Filter the entries below, keeping only lines with the word "enim".
### Records shown ###
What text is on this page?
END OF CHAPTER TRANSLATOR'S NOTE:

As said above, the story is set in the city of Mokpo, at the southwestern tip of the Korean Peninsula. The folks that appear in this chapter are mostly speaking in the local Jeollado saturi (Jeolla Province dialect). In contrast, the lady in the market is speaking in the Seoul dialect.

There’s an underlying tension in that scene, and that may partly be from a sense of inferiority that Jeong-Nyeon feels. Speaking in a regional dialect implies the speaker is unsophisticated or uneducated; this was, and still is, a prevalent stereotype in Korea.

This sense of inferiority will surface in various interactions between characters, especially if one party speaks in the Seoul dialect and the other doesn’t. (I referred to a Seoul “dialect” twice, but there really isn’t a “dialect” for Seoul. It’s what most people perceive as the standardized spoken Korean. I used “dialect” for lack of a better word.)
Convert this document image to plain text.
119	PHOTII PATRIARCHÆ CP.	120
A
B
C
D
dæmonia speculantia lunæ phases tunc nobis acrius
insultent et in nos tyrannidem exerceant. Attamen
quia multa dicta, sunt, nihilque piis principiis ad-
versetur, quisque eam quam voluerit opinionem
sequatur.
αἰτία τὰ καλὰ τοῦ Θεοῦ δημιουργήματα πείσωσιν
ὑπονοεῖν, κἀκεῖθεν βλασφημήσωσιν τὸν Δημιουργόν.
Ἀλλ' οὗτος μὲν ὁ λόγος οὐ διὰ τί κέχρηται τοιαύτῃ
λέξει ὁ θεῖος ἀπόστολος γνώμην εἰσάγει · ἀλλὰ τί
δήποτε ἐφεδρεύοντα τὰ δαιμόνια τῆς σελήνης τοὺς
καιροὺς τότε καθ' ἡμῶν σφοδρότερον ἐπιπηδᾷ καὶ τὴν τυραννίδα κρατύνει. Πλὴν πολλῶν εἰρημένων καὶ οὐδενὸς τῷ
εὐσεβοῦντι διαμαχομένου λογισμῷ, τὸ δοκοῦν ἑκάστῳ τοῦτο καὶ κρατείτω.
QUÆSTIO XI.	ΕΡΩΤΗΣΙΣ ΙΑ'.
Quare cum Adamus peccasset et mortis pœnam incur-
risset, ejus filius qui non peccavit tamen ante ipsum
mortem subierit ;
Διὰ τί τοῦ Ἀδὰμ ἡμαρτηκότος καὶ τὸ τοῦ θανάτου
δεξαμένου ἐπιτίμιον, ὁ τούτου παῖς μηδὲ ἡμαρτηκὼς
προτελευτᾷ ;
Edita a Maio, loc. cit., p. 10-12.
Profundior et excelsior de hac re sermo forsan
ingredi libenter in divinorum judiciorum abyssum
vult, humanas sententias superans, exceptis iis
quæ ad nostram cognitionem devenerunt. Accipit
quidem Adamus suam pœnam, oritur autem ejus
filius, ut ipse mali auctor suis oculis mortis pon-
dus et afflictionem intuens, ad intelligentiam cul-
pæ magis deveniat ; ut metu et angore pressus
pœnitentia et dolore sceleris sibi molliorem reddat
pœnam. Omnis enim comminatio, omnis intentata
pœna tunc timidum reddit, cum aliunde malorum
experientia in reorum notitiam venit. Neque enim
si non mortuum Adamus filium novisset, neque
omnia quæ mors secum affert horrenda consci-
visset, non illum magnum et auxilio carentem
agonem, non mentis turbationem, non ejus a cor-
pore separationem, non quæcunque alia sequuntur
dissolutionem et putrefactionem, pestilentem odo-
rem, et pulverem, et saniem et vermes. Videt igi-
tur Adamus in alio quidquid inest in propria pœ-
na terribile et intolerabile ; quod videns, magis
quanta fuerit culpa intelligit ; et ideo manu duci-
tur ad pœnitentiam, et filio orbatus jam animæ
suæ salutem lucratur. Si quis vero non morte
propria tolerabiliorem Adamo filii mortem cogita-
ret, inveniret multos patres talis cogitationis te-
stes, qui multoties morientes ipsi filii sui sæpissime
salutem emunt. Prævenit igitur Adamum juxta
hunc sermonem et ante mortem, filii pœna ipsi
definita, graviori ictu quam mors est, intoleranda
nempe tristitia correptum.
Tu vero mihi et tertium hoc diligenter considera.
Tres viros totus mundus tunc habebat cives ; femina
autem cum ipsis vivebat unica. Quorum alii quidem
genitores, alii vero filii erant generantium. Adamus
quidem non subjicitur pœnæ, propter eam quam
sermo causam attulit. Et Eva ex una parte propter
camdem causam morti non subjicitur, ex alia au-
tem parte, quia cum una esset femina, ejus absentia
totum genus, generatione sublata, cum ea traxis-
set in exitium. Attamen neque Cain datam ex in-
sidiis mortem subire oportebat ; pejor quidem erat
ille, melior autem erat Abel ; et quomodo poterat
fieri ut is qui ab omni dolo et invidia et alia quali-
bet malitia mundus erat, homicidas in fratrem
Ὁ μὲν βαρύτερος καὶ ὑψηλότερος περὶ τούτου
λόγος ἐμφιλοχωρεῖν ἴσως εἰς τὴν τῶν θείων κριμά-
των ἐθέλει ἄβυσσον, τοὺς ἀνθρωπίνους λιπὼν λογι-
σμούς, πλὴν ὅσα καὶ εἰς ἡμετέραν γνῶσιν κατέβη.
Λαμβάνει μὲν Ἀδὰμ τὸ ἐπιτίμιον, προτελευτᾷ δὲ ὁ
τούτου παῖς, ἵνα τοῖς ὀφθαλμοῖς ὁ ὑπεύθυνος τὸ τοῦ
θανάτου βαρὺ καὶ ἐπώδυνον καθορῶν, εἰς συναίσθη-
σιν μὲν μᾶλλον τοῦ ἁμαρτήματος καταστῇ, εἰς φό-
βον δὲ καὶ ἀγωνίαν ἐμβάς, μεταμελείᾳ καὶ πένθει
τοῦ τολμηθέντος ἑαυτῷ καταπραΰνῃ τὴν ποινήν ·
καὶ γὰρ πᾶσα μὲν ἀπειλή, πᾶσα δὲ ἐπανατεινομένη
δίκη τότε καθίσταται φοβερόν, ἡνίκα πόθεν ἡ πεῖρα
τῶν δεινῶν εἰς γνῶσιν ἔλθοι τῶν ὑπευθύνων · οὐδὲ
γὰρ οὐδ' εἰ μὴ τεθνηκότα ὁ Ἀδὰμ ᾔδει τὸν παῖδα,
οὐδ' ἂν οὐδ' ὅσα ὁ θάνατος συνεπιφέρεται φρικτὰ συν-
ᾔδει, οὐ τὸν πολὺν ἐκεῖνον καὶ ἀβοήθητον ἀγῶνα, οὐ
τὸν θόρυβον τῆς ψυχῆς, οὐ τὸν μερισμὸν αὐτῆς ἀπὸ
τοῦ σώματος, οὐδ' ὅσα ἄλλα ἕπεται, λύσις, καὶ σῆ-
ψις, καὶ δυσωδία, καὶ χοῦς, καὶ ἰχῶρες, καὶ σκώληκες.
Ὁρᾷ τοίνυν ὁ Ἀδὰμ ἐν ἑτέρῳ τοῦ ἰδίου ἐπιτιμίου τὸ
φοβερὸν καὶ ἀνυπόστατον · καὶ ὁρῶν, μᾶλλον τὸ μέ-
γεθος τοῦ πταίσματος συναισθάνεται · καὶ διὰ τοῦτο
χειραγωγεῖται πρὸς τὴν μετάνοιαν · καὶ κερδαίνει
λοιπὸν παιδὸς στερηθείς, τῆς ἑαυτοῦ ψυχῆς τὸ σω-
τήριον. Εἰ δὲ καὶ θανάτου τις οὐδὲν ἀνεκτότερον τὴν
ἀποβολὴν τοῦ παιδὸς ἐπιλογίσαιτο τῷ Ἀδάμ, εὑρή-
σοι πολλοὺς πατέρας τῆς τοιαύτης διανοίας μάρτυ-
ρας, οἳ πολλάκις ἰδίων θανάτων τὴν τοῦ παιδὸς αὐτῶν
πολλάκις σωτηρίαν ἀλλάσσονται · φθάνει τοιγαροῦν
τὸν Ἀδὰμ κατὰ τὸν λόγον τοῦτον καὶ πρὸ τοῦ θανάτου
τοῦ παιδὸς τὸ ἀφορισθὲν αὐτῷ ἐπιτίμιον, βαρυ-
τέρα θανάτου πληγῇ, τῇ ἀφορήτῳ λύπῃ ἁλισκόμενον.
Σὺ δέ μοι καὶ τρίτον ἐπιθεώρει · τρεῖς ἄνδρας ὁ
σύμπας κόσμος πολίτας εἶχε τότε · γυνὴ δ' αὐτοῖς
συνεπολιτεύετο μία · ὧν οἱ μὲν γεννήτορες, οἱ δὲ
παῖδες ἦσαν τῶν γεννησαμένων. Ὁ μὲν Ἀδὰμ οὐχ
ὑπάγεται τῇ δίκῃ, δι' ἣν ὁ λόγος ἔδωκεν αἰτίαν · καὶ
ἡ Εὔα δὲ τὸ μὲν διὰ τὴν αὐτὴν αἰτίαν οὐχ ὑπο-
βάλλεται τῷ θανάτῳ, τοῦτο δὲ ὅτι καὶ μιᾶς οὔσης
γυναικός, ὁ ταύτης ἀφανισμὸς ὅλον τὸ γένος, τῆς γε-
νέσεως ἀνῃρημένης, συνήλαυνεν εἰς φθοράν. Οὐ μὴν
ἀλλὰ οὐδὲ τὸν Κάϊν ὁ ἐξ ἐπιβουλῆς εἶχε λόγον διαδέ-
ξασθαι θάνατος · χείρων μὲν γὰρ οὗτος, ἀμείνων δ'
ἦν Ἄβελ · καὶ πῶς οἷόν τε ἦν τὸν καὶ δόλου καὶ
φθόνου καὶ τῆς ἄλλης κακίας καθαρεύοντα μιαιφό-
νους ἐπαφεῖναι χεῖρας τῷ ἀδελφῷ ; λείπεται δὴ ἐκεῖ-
###
Solved problem -
pœnam. Omnis enim comminatio, omnis intentata
experientia in reorum notitiam venit. Neque enim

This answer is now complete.